GIVEN INSTRUCTION: Find how many lines in the data below include the word "weight", then write only that number.

Excerpt from a dataset
+===+
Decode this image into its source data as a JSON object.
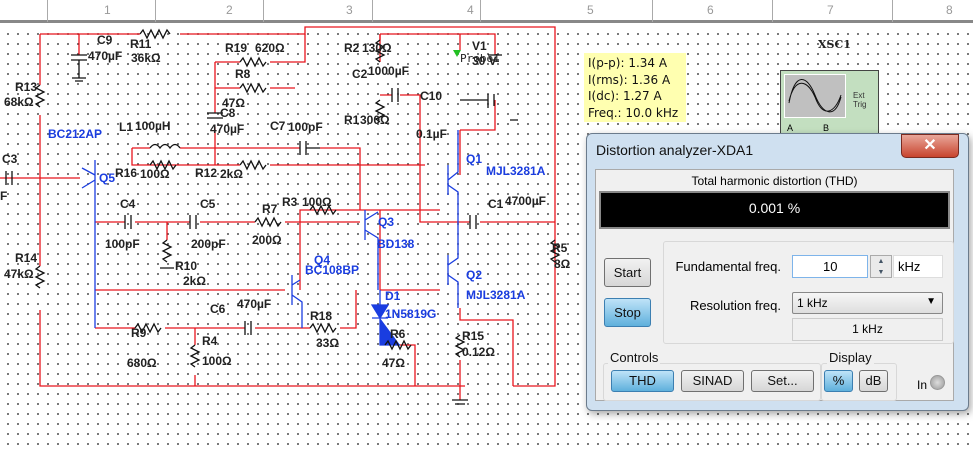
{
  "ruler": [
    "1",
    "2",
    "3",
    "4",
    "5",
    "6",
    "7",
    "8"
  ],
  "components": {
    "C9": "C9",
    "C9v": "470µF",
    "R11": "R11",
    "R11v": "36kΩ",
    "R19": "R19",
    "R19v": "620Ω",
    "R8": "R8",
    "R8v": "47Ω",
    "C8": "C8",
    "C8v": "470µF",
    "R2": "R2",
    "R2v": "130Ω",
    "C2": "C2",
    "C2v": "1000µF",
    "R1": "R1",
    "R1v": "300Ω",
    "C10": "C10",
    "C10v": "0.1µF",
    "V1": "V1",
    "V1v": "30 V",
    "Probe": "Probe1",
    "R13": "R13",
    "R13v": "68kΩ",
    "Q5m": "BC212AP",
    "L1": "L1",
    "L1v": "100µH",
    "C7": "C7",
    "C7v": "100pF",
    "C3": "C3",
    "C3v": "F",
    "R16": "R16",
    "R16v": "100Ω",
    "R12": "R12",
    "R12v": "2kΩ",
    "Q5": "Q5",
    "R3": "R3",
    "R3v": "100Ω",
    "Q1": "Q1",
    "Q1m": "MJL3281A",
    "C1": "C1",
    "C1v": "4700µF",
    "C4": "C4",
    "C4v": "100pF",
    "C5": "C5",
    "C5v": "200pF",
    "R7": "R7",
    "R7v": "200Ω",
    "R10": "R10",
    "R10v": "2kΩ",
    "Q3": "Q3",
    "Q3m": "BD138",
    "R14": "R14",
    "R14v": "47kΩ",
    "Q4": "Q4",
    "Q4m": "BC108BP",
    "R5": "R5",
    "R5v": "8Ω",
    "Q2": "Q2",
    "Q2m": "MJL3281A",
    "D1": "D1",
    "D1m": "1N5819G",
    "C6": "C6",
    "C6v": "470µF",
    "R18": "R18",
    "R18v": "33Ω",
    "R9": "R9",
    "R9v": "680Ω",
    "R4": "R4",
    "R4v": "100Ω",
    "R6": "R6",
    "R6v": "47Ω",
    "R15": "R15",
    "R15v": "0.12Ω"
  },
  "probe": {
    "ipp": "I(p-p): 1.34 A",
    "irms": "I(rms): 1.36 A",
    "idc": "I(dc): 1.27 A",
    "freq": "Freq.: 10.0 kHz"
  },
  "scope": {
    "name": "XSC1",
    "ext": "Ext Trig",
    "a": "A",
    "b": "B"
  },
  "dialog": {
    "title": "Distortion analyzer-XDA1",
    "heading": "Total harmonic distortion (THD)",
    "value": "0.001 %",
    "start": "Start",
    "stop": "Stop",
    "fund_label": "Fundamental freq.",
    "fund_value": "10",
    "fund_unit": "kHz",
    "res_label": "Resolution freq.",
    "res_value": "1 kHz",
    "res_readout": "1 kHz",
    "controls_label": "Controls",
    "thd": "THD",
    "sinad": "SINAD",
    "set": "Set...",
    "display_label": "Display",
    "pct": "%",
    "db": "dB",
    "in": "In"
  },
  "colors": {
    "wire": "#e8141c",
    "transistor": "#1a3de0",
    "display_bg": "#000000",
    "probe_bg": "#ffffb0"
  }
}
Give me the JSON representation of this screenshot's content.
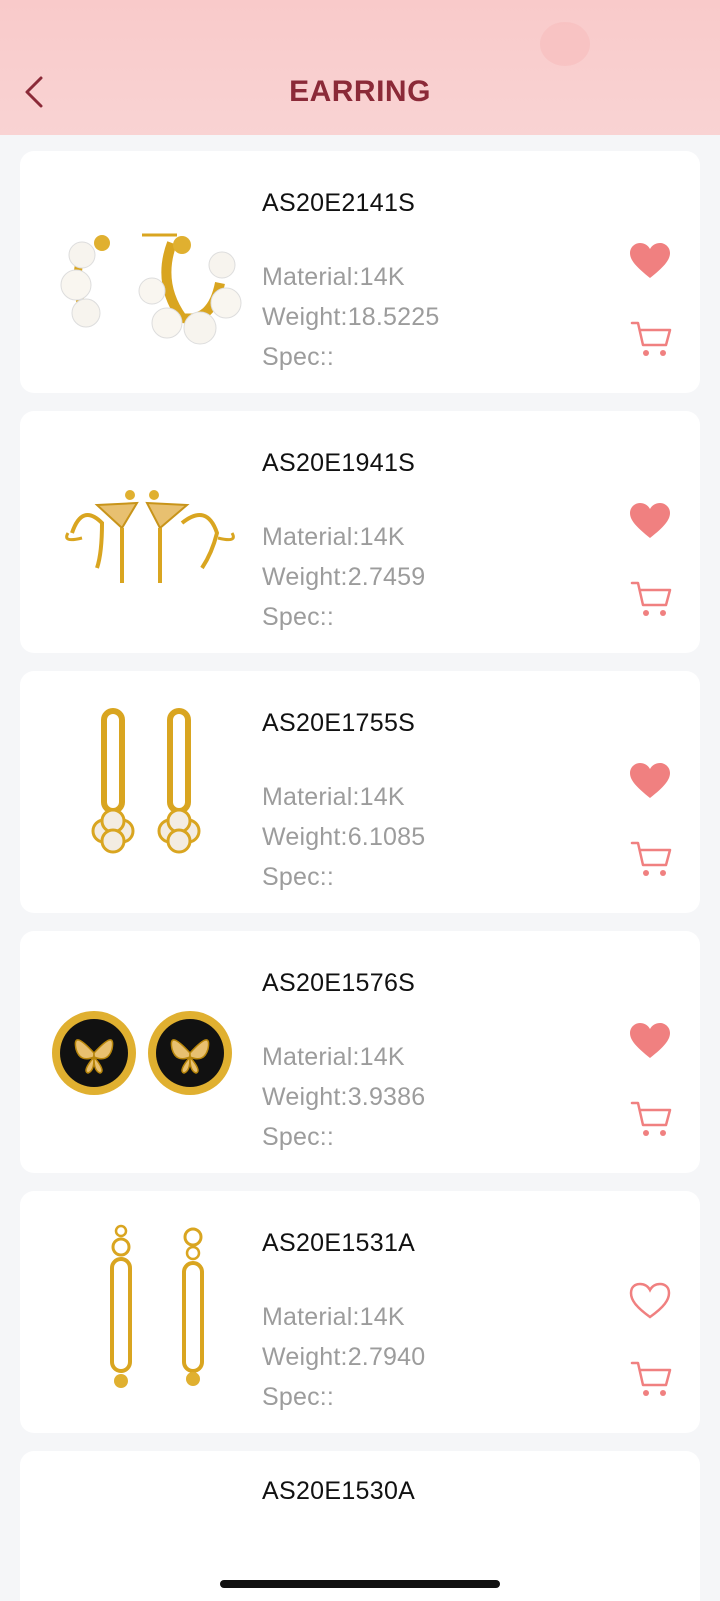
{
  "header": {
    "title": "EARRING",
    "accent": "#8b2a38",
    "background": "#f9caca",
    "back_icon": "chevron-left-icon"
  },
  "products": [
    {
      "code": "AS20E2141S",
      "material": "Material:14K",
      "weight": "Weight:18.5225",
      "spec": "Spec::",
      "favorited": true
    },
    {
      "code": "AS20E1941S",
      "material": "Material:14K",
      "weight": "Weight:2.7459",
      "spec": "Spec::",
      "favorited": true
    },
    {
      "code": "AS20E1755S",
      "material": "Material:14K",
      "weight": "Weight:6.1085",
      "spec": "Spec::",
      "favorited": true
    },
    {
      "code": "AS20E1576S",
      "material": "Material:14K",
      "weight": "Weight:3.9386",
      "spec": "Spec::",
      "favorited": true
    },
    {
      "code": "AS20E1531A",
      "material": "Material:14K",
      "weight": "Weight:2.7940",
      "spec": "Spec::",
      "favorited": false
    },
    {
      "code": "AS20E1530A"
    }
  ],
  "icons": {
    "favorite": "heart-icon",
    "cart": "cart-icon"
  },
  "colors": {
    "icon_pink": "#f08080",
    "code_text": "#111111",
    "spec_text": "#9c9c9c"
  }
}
+===+
TASK OUTPUT: 5